Set problem :: In the data that follows, count each line holding the string "政府性基金预算拨款"; answer with the number only.

Input ::

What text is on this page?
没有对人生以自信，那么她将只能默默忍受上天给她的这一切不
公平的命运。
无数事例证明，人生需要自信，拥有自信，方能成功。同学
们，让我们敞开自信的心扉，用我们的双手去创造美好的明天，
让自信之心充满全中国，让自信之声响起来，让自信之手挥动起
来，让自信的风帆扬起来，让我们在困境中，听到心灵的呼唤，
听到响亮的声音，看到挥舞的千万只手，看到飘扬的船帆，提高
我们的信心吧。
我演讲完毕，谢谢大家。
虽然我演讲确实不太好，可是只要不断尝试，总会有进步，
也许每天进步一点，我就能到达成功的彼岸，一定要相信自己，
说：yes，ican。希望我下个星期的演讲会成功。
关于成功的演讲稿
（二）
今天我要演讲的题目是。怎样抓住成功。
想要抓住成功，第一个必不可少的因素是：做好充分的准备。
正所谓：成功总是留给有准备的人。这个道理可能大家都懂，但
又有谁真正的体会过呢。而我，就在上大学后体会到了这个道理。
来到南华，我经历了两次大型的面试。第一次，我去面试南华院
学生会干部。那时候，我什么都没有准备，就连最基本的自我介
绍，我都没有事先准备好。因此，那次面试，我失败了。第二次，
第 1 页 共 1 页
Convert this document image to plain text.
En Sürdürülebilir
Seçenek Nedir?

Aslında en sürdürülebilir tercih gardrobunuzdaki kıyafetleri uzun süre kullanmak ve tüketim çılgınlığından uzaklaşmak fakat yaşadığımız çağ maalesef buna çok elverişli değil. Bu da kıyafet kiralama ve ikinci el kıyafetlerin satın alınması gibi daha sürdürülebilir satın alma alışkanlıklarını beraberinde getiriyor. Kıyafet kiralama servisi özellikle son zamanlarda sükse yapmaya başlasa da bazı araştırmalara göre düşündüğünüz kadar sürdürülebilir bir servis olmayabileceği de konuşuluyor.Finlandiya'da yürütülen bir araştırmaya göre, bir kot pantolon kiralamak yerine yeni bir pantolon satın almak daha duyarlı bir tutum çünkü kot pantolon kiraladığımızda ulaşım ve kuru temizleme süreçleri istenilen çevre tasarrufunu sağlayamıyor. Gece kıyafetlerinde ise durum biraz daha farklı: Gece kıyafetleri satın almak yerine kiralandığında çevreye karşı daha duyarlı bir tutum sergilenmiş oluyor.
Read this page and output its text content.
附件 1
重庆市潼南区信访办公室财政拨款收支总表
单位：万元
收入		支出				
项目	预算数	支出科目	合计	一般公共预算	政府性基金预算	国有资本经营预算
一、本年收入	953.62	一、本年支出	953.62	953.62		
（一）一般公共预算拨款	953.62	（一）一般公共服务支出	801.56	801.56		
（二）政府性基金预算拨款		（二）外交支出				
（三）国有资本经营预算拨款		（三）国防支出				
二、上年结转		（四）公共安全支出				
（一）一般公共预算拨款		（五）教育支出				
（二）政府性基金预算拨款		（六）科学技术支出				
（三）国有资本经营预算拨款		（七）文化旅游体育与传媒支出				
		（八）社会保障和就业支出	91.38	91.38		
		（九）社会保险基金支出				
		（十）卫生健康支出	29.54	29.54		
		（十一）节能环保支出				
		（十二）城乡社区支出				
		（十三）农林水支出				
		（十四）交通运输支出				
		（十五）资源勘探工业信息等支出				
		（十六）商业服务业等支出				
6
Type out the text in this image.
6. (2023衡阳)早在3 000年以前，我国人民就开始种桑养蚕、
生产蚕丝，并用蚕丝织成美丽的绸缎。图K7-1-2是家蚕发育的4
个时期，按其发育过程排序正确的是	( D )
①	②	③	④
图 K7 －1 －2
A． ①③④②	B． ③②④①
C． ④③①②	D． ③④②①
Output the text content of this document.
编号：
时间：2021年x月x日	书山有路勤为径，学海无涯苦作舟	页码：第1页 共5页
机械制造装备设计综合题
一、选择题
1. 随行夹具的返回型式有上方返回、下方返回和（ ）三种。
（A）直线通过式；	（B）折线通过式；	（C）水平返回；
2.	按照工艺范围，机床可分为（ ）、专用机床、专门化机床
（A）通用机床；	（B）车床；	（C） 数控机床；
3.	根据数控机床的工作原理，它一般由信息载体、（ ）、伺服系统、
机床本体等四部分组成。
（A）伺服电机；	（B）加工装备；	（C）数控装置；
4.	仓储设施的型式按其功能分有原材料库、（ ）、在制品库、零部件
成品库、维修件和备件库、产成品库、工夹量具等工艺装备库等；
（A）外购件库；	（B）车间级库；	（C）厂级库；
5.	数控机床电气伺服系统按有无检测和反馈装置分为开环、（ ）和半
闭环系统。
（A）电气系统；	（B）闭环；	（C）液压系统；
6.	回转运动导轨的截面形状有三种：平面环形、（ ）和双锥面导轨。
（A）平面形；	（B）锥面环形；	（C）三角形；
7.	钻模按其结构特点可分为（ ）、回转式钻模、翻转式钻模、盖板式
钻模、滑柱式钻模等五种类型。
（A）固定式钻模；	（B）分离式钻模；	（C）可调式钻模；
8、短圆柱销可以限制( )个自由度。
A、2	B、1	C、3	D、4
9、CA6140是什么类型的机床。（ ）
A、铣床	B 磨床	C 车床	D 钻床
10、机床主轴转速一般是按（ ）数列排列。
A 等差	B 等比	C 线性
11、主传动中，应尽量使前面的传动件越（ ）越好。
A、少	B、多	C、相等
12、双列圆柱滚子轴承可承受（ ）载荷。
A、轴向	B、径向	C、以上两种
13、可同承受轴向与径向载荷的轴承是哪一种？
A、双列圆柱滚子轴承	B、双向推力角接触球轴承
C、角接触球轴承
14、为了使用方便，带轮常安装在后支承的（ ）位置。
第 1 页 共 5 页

Response to the exercise :: 2